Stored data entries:
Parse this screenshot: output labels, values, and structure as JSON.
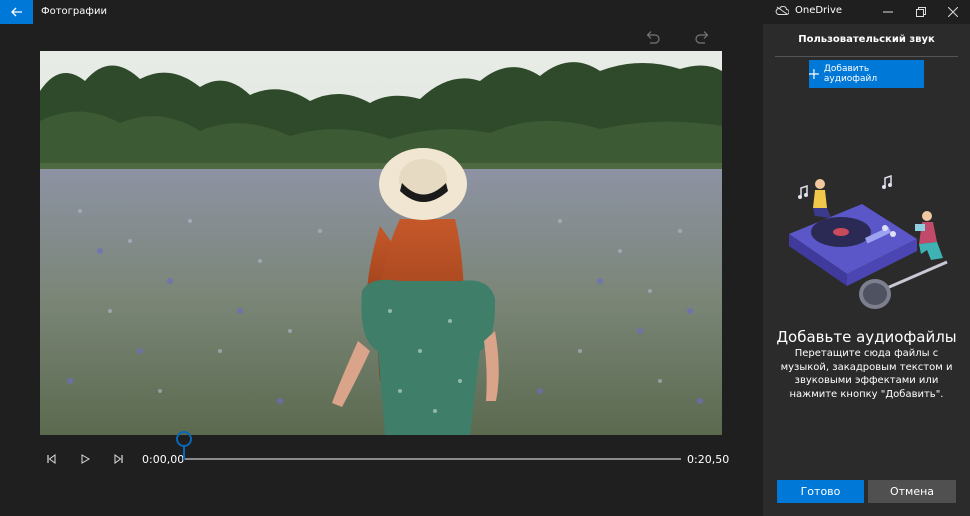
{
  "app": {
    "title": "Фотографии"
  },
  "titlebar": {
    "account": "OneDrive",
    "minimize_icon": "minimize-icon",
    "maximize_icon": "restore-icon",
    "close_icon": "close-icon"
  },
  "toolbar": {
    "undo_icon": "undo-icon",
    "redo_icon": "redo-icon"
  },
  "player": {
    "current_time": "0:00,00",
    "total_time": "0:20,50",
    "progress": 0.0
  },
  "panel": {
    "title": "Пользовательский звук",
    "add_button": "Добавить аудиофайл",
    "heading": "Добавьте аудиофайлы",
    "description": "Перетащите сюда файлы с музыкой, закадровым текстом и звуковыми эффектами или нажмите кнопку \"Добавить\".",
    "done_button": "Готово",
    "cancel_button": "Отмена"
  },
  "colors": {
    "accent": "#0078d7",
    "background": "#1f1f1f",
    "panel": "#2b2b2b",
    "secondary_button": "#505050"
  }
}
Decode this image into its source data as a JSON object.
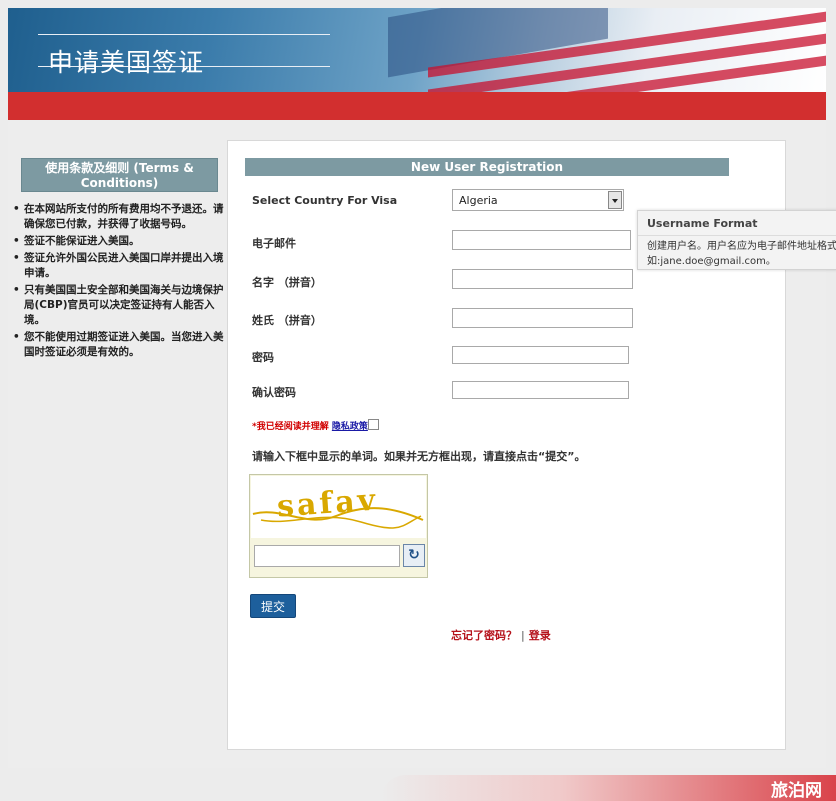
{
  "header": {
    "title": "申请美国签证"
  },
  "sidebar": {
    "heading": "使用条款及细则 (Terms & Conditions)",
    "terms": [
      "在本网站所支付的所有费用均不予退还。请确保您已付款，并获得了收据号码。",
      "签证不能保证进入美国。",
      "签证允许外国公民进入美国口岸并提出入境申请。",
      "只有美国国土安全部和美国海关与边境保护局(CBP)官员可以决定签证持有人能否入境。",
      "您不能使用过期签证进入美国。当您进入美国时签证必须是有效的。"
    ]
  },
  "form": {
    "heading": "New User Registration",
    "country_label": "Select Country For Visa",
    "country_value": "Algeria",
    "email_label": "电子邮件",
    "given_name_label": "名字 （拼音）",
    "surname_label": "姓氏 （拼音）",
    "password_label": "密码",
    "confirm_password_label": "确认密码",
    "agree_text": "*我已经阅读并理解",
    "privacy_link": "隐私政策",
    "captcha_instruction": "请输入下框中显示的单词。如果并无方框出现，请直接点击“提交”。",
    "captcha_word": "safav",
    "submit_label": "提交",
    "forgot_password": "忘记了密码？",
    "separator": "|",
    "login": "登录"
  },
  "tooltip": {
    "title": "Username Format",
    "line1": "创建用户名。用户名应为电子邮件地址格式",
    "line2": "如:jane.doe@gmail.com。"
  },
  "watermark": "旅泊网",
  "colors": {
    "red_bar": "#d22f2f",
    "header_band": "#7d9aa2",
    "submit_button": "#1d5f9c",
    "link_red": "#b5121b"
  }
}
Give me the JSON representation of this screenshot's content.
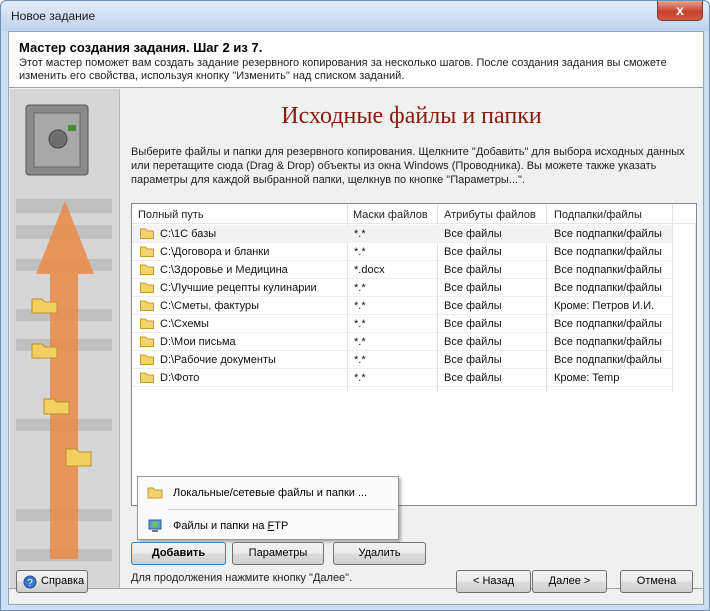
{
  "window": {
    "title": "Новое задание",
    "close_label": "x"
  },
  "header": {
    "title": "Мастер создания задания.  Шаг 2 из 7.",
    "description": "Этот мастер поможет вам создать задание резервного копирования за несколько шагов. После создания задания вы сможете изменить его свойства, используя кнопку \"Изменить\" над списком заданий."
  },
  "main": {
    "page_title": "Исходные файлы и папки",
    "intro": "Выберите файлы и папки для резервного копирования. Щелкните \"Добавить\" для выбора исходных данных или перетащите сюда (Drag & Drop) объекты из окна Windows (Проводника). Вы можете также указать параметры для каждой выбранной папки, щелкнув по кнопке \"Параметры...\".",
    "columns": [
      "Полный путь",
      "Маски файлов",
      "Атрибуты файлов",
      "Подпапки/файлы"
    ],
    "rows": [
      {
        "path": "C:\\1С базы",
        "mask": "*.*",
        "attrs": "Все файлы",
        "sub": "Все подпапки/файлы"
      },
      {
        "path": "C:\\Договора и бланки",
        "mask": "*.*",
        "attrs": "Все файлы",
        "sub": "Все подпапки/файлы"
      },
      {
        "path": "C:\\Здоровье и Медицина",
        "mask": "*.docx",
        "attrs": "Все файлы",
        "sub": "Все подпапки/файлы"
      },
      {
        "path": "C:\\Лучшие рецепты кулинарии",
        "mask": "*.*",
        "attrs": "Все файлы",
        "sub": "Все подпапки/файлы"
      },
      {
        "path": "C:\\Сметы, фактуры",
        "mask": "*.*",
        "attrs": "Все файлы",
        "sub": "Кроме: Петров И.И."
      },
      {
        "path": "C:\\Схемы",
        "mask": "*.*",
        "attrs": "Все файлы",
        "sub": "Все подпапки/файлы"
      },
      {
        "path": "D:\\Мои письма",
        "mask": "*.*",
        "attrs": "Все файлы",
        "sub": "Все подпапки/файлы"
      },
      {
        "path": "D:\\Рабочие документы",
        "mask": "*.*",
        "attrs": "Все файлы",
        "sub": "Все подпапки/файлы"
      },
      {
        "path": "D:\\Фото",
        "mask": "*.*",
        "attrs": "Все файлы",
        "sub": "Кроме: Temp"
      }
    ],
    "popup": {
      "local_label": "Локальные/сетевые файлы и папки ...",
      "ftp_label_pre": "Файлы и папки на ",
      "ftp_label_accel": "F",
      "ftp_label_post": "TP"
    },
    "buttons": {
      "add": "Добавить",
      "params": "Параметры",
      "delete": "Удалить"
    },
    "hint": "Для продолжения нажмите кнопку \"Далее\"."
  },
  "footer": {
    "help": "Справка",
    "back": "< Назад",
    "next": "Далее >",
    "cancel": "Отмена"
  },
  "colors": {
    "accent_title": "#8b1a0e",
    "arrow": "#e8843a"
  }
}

• Challenge: Pick out every line above that holds the word "this" and copy it.

• Solution:
Parse this screenshot: output labels, values, and structure as JSON.
Decode this image into its source data as a JSON object.
Give me the JSON representation of this screenshot's content.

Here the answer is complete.